▶ **Problem requirements**: Filter the data for lines with the word "berbasis", then copy every line so identified.

▶ **Working data**:

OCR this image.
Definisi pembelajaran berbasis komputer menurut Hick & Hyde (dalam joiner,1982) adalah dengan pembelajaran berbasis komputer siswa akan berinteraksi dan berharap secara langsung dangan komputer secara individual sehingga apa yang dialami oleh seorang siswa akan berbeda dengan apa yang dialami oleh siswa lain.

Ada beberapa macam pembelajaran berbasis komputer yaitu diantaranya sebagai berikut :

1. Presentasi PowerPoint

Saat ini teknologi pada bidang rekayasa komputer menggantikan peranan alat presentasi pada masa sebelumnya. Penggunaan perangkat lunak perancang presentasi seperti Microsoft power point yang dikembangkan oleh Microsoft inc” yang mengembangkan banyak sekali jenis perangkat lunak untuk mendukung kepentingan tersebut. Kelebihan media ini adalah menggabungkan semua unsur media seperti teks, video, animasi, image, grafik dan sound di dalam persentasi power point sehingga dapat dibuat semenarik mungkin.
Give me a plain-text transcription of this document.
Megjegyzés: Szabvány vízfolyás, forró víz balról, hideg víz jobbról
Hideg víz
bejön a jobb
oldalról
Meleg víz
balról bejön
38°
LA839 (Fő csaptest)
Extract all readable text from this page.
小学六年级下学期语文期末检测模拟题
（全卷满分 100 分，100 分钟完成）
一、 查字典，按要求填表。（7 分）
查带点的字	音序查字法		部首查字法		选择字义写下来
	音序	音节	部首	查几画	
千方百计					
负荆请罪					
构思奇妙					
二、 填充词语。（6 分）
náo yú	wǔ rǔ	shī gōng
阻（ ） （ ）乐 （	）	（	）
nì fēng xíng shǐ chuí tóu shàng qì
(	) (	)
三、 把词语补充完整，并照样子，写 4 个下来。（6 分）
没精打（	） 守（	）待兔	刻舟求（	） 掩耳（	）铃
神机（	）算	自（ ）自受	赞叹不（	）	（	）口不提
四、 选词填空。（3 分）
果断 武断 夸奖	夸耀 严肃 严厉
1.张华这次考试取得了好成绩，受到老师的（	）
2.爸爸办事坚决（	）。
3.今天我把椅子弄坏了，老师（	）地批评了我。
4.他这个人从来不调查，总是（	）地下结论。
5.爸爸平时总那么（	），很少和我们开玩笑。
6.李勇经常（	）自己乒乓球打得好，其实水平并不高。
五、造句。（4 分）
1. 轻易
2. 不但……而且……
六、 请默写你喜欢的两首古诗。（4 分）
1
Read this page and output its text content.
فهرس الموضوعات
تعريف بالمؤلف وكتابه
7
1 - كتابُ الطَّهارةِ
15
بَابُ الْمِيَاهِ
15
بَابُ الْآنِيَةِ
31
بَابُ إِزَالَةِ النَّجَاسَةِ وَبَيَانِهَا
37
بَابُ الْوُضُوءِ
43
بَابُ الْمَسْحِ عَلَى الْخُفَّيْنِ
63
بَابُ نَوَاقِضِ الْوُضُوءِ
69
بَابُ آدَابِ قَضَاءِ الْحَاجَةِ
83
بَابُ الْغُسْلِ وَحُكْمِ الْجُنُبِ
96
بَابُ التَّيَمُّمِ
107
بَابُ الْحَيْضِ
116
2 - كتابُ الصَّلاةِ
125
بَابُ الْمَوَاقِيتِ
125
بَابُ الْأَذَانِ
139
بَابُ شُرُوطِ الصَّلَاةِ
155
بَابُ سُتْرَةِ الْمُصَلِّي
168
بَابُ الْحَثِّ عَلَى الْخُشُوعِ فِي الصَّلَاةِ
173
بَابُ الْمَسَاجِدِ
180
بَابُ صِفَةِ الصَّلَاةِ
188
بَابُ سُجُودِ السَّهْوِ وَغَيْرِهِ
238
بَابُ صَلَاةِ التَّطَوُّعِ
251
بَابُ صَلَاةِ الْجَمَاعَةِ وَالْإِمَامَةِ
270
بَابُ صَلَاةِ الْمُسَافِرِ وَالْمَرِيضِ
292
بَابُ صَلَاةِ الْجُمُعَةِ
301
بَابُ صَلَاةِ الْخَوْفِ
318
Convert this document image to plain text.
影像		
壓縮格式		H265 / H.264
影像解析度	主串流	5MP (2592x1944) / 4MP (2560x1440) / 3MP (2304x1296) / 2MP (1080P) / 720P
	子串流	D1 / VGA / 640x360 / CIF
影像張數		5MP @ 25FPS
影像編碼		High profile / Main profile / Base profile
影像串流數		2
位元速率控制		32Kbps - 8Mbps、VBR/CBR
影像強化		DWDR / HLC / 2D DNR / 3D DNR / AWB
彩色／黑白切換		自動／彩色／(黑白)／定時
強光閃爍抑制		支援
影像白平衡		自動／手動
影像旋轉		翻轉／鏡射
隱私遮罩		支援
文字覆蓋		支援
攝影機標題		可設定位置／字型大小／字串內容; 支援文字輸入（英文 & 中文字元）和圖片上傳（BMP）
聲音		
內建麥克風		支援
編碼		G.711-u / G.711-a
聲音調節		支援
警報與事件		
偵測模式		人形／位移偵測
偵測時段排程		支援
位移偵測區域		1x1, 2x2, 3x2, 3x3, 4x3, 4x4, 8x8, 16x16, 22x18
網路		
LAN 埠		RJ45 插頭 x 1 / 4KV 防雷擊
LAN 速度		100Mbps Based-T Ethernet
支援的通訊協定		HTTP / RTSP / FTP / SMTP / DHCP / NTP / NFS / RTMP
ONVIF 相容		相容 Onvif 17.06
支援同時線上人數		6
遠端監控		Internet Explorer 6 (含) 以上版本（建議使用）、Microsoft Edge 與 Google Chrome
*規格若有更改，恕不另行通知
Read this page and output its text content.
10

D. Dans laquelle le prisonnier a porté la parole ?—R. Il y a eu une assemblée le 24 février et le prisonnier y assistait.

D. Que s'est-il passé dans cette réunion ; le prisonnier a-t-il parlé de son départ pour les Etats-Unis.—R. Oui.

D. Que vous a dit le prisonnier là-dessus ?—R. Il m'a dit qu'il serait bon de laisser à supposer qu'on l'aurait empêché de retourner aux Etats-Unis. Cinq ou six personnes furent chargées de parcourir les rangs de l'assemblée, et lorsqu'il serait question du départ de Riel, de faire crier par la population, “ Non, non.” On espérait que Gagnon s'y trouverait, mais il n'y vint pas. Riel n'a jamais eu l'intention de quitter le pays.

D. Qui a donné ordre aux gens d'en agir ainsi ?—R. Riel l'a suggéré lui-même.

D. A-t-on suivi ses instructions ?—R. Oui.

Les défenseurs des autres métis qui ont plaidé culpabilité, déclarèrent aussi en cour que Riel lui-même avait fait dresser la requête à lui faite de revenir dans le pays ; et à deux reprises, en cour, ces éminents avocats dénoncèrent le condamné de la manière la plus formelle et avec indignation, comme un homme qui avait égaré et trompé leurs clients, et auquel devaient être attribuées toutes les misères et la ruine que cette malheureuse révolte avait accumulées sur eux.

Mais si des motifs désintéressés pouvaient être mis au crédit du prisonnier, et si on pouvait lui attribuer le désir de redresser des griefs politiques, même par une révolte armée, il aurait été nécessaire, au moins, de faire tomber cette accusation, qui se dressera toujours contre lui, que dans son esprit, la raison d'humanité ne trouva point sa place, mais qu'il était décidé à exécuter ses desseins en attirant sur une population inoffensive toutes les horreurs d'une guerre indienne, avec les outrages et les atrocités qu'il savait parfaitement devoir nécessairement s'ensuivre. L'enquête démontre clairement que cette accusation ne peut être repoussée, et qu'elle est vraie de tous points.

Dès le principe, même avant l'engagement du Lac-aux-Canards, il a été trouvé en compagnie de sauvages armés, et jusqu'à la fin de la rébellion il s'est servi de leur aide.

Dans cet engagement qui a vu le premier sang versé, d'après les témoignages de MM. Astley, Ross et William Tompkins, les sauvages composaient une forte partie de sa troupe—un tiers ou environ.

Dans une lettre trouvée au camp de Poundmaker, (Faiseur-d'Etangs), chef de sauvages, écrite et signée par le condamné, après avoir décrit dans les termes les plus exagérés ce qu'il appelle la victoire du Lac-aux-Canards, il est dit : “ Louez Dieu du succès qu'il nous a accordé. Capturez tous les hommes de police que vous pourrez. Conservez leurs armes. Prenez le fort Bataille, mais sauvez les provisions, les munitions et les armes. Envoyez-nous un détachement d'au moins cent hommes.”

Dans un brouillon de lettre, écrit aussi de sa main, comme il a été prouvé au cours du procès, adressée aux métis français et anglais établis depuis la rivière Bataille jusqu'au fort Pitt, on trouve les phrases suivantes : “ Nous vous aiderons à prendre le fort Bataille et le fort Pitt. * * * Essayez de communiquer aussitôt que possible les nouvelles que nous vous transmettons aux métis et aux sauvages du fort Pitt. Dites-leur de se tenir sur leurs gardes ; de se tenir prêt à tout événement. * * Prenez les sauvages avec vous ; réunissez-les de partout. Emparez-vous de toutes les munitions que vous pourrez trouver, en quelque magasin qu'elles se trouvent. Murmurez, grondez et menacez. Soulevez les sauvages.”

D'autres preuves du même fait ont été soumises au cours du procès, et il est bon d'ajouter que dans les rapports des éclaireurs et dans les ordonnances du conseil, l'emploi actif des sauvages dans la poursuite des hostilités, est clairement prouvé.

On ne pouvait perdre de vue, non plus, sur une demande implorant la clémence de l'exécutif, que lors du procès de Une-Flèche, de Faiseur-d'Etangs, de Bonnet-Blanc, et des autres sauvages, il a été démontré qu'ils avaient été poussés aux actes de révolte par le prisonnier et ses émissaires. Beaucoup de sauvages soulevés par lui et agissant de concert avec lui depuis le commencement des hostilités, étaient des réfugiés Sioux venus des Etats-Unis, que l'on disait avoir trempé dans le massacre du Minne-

▶ **Result**:
Definisi pembelajaran berbasis komputer menurut Hick & Hyde (dalam joiner,1982) adalah dengan pembelajaran berbasis komputer siswa akan berinteraksi dan berharap secara langsung dangan komputer secara individual sehingga apa yang dialami oleh seorang siswa akan berbeda dengan apa yang dialami oleh siswa lain.
Ada beberapa macam pembelajaran berbasis komputer yaitu diantaranya sebagai berikut :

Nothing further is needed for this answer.